Written request: Find the lines of data that contain the string "MANFOUO", then list them.

Material provided:
☆ ☆ ☆ ☆
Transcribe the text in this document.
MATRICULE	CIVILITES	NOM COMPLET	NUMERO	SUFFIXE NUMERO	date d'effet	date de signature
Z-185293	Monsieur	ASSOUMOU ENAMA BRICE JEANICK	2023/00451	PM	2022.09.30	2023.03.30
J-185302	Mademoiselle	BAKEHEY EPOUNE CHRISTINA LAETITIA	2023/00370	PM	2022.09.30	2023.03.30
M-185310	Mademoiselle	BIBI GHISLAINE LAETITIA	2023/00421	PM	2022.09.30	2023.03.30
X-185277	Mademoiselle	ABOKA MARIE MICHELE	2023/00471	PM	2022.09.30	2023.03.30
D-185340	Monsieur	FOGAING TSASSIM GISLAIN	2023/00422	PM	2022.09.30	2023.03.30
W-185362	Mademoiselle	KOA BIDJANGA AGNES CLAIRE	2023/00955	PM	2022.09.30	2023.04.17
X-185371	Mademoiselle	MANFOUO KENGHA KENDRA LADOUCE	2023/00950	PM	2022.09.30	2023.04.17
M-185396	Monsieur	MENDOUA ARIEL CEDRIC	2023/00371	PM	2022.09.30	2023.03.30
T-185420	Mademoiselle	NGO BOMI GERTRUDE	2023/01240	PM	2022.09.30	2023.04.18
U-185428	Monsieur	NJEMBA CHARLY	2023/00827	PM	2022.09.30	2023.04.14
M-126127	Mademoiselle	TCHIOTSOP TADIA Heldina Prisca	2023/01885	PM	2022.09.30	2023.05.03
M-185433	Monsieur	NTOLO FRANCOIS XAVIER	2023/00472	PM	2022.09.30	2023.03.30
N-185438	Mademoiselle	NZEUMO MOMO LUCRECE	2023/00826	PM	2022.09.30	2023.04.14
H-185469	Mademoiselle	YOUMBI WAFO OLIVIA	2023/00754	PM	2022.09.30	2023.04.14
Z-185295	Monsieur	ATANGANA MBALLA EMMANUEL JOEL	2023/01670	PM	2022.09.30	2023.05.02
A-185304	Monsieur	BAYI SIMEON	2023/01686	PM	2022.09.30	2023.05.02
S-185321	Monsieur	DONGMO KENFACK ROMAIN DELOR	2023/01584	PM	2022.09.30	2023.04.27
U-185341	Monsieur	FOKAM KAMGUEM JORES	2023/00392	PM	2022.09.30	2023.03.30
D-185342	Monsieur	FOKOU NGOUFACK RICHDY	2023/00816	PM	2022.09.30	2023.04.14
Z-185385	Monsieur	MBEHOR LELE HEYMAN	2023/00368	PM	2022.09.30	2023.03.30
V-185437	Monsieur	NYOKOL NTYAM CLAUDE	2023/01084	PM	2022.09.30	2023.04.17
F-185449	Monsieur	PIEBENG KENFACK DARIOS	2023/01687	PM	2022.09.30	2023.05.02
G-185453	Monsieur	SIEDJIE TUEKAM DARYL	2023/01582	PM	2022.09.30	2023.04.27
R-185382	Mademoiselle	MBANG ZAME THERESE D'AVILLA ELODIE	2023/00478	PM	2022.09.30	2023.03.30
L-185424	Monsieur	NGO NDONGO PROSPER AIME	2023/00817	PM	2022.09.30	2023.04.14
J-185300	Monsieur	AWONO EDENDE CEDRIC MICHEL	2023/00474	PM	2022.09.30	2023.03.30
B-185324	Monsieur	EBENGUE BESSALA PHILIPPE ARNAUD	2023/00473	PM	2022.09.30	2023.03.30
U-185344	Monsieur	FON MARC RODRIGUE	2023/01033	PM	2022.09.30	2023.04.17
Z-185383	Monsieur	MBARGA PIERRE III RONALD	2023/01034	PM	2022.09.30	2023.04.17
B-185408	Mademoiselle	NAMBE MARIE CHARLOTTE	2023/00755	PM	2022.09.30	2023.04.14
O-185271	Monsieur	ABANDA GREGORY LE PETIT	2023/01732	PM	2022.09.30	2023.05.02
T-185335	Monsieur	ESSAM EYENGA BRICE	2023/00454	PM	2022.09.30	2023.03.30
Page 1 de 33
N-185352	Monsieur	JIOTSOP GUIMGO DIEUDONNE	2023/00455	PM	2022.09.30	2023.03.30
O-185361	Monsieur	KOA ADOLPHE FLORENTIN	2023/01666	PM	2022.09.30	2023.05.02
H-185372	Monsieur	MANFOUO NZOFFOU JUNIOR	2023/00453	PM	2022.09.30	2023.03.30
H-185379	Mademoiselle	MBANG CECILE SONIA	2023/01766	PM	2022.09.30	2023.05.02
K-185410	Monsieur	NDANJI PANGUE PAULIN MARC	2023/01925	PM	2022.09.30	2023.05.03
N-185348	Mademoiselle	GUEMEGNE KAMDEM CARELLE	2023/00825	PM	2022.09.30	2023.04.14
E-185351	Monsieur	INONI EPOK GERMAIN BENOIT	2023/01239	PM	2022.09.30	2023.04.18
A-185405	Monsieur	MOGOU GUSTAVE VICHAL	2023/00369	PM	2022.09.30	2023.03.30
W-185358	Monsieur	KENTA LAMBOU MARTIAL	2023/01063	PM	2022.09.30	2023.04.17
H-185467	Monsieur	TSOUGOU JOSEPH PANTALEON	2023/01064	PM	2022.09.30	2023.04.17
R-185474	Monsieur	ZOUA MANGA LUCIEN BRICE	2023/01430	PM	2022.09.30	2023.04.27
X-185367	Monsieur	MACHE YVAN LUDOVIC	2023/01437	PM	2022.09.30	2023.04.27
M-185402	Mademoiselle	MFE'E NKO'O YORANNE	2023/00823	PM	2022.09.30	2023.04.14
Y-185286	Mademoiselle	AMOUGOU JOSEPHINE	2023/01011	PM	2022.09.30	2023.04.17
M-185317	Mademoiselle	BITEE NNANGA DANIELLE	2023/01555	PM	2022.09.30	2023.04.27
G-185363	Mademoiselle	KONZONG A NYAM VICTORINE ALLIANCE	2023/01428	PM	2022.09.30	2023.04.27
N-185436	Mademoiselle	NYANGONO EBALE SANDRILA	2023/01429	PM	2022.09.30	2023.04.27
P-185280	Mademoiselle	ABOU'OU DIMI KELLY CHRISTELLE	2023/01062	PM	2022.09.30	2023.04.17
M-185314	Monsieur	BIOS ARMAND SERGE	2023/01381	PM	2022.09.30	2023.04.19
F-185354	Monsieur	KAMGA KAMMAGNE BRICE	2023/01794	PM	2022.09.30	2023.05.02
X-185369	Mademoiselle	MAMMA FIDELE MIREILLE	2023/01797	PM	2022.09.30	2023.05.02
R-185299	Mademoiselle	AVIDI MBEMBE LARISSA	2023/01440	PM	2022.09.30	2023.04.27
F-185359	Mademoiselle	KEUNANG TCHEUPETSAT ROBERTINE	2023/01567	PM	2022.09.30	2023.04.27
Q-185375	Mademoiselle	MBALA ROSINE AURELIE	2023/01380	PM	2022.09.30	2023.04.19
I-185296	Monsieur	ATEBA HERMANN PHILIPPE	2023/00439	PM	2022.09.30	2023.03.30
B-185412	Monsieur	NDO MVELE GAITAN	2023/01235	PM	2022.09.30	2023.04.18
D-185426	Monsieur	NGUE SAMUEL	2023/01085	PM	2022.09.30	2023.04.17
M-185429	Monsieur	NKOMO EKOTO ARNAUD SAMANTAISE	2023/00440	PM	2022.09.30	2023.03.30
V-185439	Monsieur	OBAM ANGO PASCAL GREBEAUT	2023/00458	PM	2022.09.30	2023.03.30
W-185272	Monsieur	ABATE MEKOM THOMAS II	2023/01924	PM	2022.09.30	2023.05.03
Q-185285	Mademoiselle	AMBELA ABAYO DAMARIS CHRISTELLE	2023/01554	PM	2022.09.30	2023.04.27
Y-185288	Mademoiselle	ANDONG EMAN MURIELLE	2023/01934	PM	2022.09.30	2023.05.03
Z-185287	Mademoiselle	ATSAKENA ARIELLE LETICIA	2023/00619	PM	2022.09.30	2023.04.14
☆ ☆ ☆ ☆
Output of the task:
X-185371	Mademoiselle	MANFOUO KENGHA KENDRA LADOUCE	2023/00950	PM	2022.09.30	2023.04.17
H-185372	Monsieur	MANFOUO NZOFFOU JUNIOR	2023/00453	PM	2022.09.30	2023.03.30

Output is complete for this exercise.